▸ **Challenge**
Skip the pictures. Copy all the rest of the records down exactly.

========================================

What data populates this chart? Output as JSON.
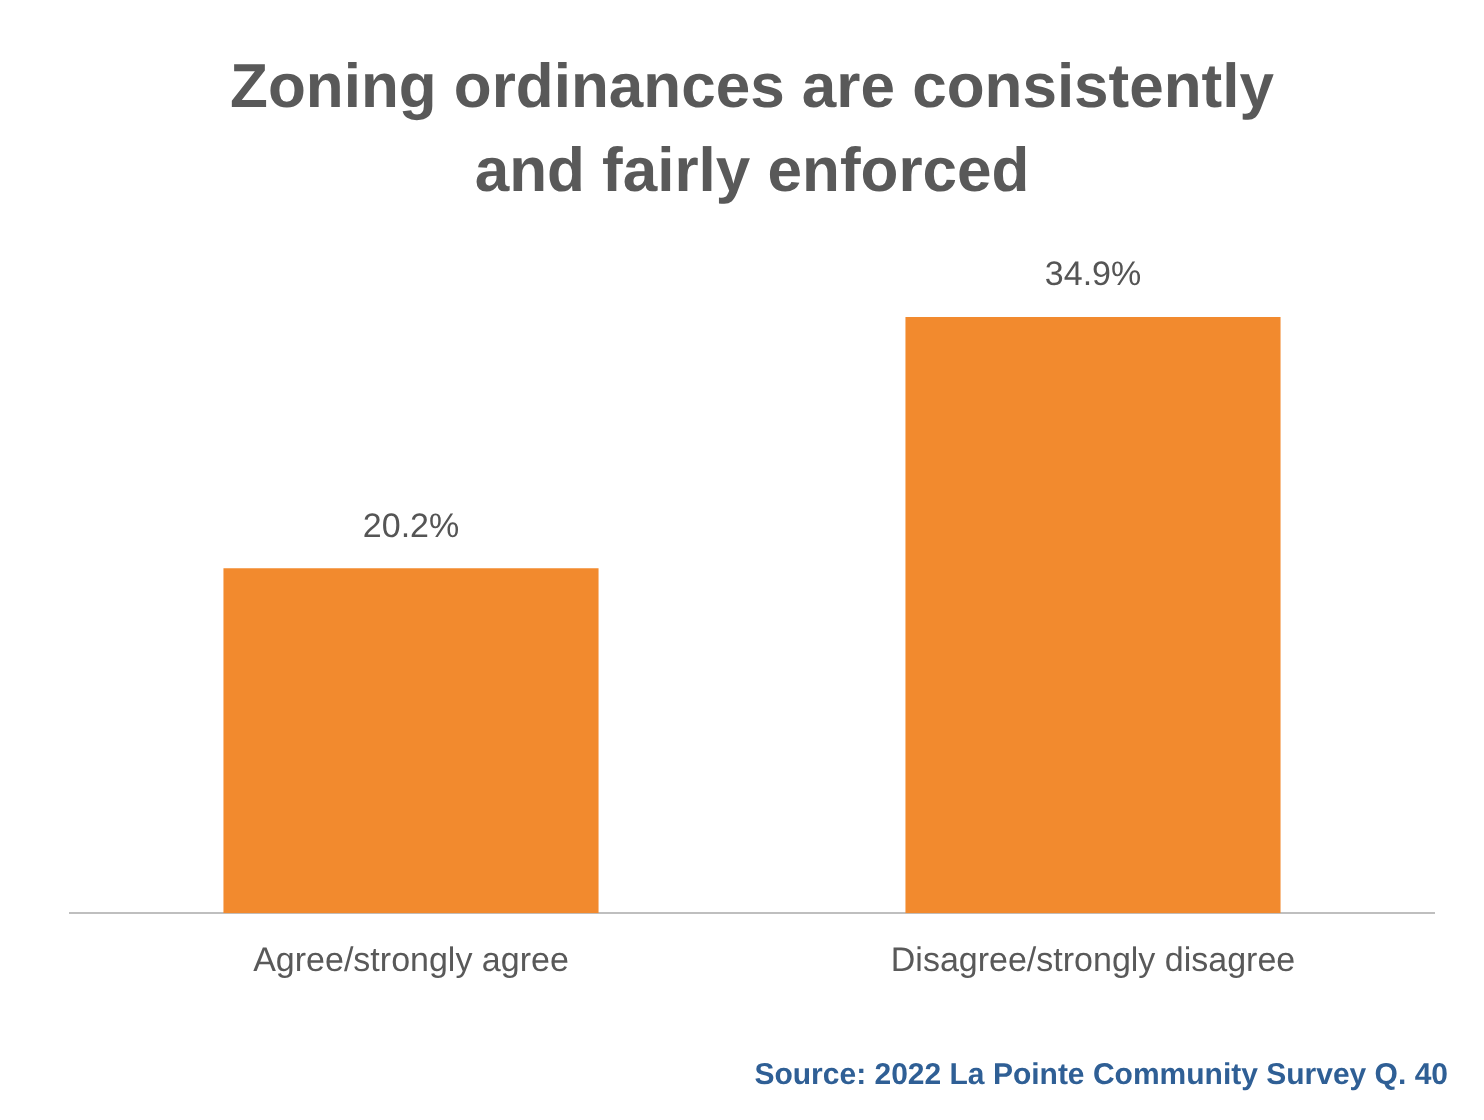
{
  "chart_data": {
    "type": "bar",
    "title": "Zoning ordinances are consistently and fairly enforced",
    "categories": [
      "Agree/strongly agree",
      "Disagree/strongly disagree"
    ],
    "values": [
      20.2,
      34.9
    ],
    "color": "#f28a2e",
    "value_labels": [
      "20.2%",
      "34.9%"
    ],
    "grid": false,
    "legend": false,
    "annotations": [
      "Source: 2022 La Pointe Community Survey Q. 40"
    ]
  }
}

========================================

▸ **Response**
What data populates this chart? Output as JSON.
{
  "chart_data": {
    "type": "bar",
    "title": "Zoning ordinances are consistently and fairly enforced",
    "categories": [
      "Agree/strongly agree",
      "Disagree/strongly disagree"
    ],
    "values": [
      20.2,
      34.9
    ],
    "color": "#f28a2e",
    "value_labels": [
      "20.2%",
      "34.9%"
    ],
    "grid": false,
    "legend": false,
    "annotations": [
      "Source: 2022 La Pointe Community Survey Q. 40"
    ]
  }
}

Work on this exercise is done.